> [Exercise] Type out the records that follow, exactly as given.

> [Exercise inputs]
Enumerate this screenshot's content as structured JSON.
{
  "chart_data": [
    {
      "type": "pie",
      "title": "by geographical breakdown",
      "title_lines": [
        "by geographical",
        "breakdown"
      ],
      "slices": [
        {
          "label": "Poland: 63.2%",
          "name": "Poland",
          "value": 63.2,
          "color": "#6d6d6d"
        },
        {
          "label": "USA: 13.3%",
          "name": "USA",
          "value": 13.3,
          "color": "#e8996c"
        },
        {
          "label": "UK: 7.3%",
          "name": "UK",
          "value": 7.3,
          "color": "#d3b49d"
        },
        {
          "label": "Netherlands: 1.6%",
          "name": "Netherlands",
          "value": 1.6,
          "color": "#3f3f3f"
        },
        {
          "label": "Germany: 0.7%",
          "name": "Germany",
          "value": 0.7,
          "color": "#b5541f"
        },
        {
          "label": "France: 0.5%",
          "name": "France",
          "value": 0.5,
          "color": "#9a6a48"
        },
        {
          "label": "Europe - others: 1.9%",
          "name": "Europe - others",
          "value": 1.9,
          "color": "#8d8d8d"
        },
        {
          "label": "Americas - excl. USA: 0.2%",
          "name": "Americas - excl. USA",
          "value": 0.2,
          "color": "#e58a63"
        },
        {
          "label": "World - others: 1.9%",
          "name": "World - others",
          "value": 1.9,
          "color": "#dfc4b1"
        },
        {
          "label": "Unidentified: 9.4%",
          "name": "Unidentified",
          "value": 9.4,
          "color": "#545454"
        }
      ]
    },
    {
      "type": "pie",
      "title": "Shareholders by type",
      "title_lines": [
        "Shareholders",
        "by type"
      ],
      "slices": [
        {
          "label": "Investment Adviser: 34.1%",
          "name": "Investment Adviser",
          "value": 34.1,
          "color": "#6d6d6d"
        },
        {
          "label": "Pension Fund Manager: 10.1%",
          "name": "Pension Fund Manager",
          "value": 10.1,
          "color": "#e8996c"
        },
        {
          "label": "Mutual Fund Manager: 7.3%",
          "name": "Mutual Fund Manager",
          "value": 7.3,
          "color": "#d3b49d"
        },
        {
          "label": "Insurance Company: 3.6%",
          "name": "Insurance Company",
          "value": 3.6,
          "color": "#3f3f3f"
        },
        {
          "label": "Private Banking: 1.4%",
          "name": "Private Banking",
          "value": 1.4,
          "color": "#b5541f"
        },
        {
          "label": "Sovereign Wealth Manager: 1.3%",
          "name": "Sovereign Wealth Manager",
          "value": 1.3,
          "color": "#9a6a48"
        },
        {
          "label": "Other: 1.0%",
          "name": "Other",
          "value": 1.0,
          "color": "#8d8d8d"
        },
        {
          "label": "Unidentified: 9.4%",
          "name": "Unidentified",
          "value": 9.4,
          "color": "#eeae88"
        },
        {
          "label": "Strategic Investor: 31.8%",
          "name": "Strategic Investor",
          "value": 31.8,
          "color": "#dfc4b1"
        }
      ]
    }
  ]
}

> [Solution below]
Enumerate this screenshot's content as structured JSON.
{
  "chart_data": [
    {
      "type": "pie",
      "title": "by geographical breakdown",
      "title_lines": [
        "by geographical",
        "breakdown"
      ],
      "slices": [
        {
          "label": "Poland: 63.2%",
          "name": "Poland",
          "value": 63.2,
          "color": "#6d6d6d"
        },
        {
          "label": "USA: 13.3%",
          "name": "USA",
          "value": 13.3,
          "color": "#e8996c"
        },
        {
          "label": "UK: 7.3%",
          "name": "UK",
          "value": 7.3,
          "color": "#d3b49d"
        },
        {
          "label": "Netherlands: 1.6%",
          "name": "Netherlands",
          "value": 1.6,
          "color": "#3f3f3f"
        },
        {
          "label": "Germany: 0.7%",
          "name": "Germany",
          "value": 0.7,
          "color": "#b5541f"
        },
        {
          "label": "France: 0.5%",
          "name": "France",
          "value": 0.5,
          "color": "#9a6a48"
        },
        {
          "label": "Europe - others: 1.9%",
          "name": "Europe - others",
          "value": 1.9,
          "color": "#8d8d8d"
        },
        {
          "label": "Americas - excl. USA: 0.2%",
          "name": "Americas - excl. USA",
          "value": 0.2,
          "color": "#e58a63"
        },
        {
          "label": "World - others: 1.9%",
          "name": "World - others",
          "value": 1.9,
          "color": "#dfc4b1"
        },
        {
          "label": "Unidentified: 9.4%",
          "name": "Unidentified",
          "value": 9.4,
          "color": "#545454"
        }
      ]
    },
    {
      "type": "pie",
      "title": "Shareholders by type",
      "title_lines": [
        "Shareholders",
        "by type"
      ],
      "slices": [
        {
          "label": "Investment Adviser: 34.1%",
          "name": "Investment Adviser",
          "value": 34.1,
          "color": "#6d6d6d"
        },
        {
          "label": "Pension Fund Manager: 10.1%",
          "name": "Pension Fund Manager",
          "value": 10.1,
          "color": "#e8996c"
        },
        {
          "label": "Mutual Fund Manager: 7.3%",
          "name": "Mutual Fund Manager",
          "value": 7.3,
          "color": "#d3b49d"
        },
        {
          "label": "Insurance Company: 3.6%",
          "name": "Insurance Company",
          "value": 3.6,
          "color": "#3f3f3f"
        },
        {
          "label": "Private Banking: 1.4%",
          "name": "Private Banking",
          "value": 1.4,
          "color": "#b5541f"
        },
        {
          "label": "Sovereign Wealth Manager: 1.3%",
          "name": "Sovereign Wealth Manager",
          "value": 1.3,
          "color": "#9a6a48"
        },
        {
          "label": "Other: 1.0%",
          "name": "Other",
          "value": 1.0,
          "color": "#8d8d8d"
        },
        {
          "label": "Unidentified: 9.4%",
          "name": "Unidentified",
          "value": 9.4,
          "color": "#eeae88"
        },
        {
          "label": "Strategic Investor: 31.8%",
          "name": "Strategic Investor",
          "value": 31.8,
          "color": "#dfc4b1"
        }
      ]
    }
  ]
}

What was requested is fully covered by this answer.